• Your objective: Down to the last line, repeat the entries exactly.

*** Input ***

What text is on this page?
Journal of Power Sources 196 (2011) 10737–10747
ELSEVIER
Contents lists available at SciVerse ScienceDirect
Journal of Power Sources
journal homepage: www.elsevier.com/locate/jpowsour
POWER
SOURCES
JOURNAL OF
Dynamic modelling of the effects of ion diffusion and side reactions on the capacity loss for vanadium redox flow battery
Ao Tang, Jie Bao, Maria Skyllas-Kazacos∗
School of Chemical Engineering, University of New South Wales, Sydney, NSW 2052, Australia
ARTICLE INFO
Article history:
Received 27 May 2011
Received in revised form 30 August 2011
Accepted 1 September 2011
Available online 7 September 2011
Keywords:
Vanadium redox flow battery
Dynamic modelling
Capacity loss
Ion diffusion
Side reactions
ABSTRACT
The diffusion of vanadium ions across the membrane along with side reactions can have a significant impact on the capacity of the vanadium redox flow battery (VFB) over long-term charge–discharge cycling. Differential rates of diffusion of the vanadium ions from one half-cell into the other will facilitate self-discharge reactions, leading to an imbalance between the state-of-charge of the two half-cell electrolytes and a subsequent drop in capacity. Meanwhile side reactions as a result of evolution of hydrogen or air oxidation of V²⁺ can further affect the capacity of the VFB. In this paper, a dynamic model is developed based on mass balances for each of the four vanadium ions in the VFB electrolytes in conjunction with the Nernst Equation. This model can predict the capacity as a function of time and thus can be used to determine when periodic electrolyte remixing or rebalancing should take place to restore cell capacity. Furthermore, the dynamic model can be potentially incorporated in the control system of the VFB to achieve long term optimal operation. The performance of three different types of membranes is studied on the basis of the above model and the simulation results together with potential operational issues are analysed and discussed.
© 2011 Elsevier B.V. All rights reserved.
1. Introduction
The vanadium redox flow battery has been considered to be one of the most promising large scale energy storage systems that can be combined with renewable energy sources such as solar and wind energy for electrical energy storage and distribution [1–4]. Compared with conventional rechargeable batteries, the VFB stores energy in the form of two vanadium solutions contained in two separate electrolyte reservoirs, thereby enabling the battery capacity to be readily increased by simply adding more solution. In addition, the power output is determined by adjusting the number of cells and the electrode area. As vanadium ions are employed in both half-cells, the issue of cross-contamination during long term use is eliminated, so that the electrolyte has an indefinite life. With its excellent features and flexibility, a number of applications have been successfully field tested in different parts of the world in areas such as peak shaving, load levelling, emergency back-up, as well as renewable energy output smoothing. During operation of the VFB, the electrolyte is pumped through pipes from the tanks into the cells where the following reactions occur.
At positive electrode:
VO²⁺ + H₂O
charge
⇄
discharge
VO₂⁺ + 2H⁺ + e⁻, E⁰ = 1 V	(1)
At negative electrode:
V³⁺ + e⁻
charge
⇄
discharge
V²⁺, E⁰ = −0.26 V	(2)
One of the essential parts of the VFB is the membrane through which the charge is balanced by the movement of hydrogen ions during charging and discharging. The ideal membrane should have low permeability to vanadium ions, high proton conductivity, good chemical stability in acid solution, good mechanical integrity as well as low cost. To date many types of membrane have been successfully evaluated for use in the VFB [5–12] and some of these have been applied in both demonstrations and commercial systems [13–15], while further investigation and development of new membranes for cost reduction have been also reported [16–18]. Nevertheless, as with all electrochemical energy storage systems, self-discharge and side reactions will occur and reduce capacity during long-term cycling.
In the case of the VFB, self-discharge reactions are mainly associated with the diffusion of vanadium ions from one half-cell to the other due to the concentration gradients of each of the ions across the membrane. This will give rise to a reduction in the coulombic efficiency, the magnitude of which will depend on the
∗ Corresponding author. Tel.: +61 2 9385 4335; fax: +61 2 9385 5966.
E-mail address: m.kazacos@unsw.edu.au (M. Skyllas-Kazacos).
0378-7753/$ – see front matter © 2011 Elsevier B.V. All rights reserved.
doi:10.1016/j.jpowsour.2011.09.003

*** End of Input ***

• Written answer:
What text is on this page?
Journal of Power Sources 196 (2011) 10737–10747
ELSEVIER
Contents lists available at SciVerse ScienceDirect
Journal of Power Sources
journal homepage: www.elsevier.com/locate/jpowsour
POWER
SOURCES
JOURNAL OF
Dynamic modelling of the effects of ion diffusion and side reactions on the capacity loss for vanadium redox flow battery
Ao Tang, Jie Bao, Maria Skyllas-Kazacos∗
School of Chemical Engineering, University of New South Wales, Sydney, NSW 2052, Australia
ARTICLE INFO
Article history:
Received 27 May 2011
Received in revised form 30 August 2011
Accepted 1 September 2011
Available online 7 September 2011
Keywords:
Vanadium redox flow battery
Dynamic modelling
Capacity loss
Ion diffusion
Side reactions
ABSTRACT
The diffusion of vanadium ions across the membrane along with side reactions can have a significant impact on the capacity of the vanadium redox flow battery (VFB) over long-term charge–discharge cycling. Differential rates of diffusion of the vanadium ions from one half-cell into the other will facilitate self-discharge reactions, leading to an imbalance between the state-of-charge of the two half-cell electrolytes and a subsequent drop in capacity. Meanwhile side reactions as a result of evolution of hydrogen or air oxidation of V²⁺ can further affect the capacity of the VFB. In this paper, a dynamic model is developed based on mass balances for each of the four vanadium ions in the VFB electrolytes in conjunction with the Nernst Equation. This model can predict the capacity as a function of time and thus can be used to determine when periodic electrolyte remixing or rebalancing should take place to restore cell capacity. Furthermore, the dynamic model can be potentially incorporated in the control system of the VFB to achieve long term optimal operation. The performance of three different types of membranes is studied on the basis of the above model and the simulation results together with potential operational issues are analysed and discussed.
© 2011 Elsevier B.V. All rights reserved.
1. Introduction
The vanadium redox flow battery has been considered to be one of the most promising large scale energy storage systems that can be combined with renewable energy sources such as solar and wind energy for electrical energy storage and distribution [1–4]. Compared with conventional rechargeable batteries, the VFB stores energy in the form of two vanadium solutions contained in two separate electrolyte reservoirs, thereby enabling the battery capacity to be readily increased by simply adding more solution. In addition, the power output is determined by adjusting the number of cells and the electrode area. As vanadium ions are employed in both half-cells, the issue of cross-contamination during long term use is eliminated, so that the electrolyte has an indefinite life. With its excellent features and flexibility, a number of applications have been successfully field tested in different parts of the world in areas such as peak shaving, load levelling, emergency back-up, as well as renewable energy output smoothing. During operation of the VFB, the electrolyte is pumped through pipes from the tanks into the cells where the following reactions occur.
At positive electrode:
VO²⁺ + H₂O
charge
⇄
discharge
VO₂⁺ + 2H⁺ + e⁻, E⁰ = 1 V	(1)
At negative electrode:
V³⁺ + e⁻
charge
⇄
discharge
V²⁺, E⁰ = −0.26 V	(2)
One of the essential parts of the VFB is the membrane through which the charge is balanced by the movement of hydrogen ions during charging and discharging. The ideal membrane should have low permeability to vanadium ions, high proton conductivity, good chemical stability in acid solution, good mechanical integrity as well as low cost. To date many types of membrane have been successfully evaluated for use in the VFB [5–12] and some of these have been applied in both demonstrations and commercial systems [13–15], while further investigation and development of new membranes for cost reduction have been also reported [16–18]. Nevertheless, as with all electrochemical energy storage systems, self-discharge and side reactions will occur and reduce capacity during long-term cycling.
In the case of the VFB, self-discharge reactions are mainly associated with the diffusion of vanadium ions from one half-cell to the other due to the concentration gradients of each of the ions across the membrane. This will give rise to a reduction in the coulombic efficiency, the magnitude of which will depend on the
∗ Corresponding author. Tel.: +61 2 9385 4335; fax: +61 2 9385 5966.
E-mail address: m.kazacos@unsw.edu.au (M. Skyllas-Kazacos).
0378-7753/$ – see front matter © 2011 Elsevier B.V. All rights reserved.
doi:10.1016/j.jpowsour.2011.09.003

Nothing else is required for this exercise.